Task goal:
Skip the images and return the records below exactly.

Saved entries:
# # # # #

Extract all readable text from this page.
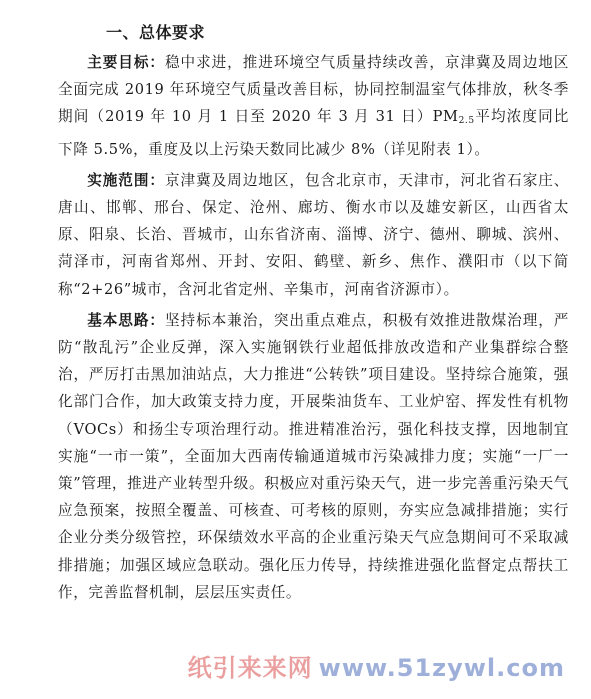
一、总体要求

主要目标：稳中求进，推进环境空气质量持续改善，京津冀及周边地区全面完成 2019 年环境空气质量改善目标，协同控制温室气体排放，秋冬季期间（2019 年 10 月 1 日至 2020 年 3 月 31 日）$PM_{2.5}$平均浓度同比下降 5.5%，重度及以上污染天数同比减少 8%（详见附表 1）。

实施范围：京津冀及周边地区，包含北京市，天津市，河北省石家庄、唐山、邯郸、邢台、保定、沧州、廊坊、衡水市以及雄安新区，山西省太原、阳泉、长治、晋城市，山东省济南、淄博、济宁、德州、聊城、滨州、菏泽市，河南省郑州、开封、安阳、鹤壁、新乡、焦作、濮阳市（以下简称“2+26”城市，含河北省定州、辛集市，河南省济源市）。

基本思路：坚持标本兼治，突出重点难点，积极有效推进散煤治理，严防“散乱污”企业反弹，深入实施钢铁行业超低排放改造和产业集群综合整治，严厉打击黑加油站点，大力推进“公转铁”项目建设。坚持综合施策，强化部门合作，加大政策支持力度，开展柴油货车、工业炉窑、挥发性有机物（VOCs）和扬尘专项治理行动。推进精准治污，强化科技支撑，因地制宜实施“一市一策”，全面加大西南传输通道城市污染减排力度；实施“一厂一策”管理，推进产业转型升级。积极应对重污染天气，进一步完善重污染天气应急预案，按照全覆盖、可核查、可考核的原则，夯实应急减排措施；实行企业分类分级管控，环保绩效水平高的企业重污染天气应急期间可不采取减排措施；加强区域应急联动。强化压力传导，持续推进强化监督定点帮扶工作，完善监督机制，层层压实责任。

纸引来来网 www.51zywl.com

# # # # #

Full solution:
Extract all readable text from this page.
一、总体要求

主要目标：稳中求进，推进环境空气质量持续改善，京津冀及周边地区全面完成 2019 年环境空气质量改善目标，协同控制温室气体排放，秋冬季期间（2019 年 10 月 1 日至 2020 年 3 月 31 日）$PM_{2.5}$平均浓度同比下降 5.5%，重度及以上污染天数同比减少 8%（详见附表 1）。

实施范围：京津冀及周边地区，包含北京市，天津市，河北省石家庄、唐山、邯郸、邢台、保定、沧州、廊坊、衡水市以及雄安新区，山西省太原、阳泉、长治、晋城市，山东省济南、淄博、济宁、德州、聊城、滨州、菏泽市，河南省郑州、开封、安阳、鹤壁、新乡、焦作、濮阳市（以下简称“2+26”城市，含河北省定州、辛集市，河南省济源市）。

基本思路：坚持标本兼治，突出重点难点，积极有效推进散煤治理，严防“散乱污”企业反弹，深入实施钢铁行业超低排放改造和产业集群综合整治，严厉打击黑加油站点，大力推进“公转铁”项目建设。坚持综合施策，强化部门合作，加大政策支持力度，开展柴油货车、工业炉窑、挥发性有机物（VOCs）和扬尘专项治理行动。推进精准治污，强化科技支撑，因地制宜实施“一市一策”，全面加大西南传输通道城市污染减排力度；实施“一厂一策”管理，推进产业转型升级。积极应对重污染天气，进一步完善重污染天气应急预案，按照全覆盖、可核查、可考核的原则，夯实应急减排措施；实行企业分类分级管控，环保绩效水平高的企业重污染天气应急期间可不采取减排措施；加强区域应急联动。强化压力传导，持续推进强化监督定点帮扶工作，完善监督机制，层层压实责任。

纸引来来网 www.51zywl.com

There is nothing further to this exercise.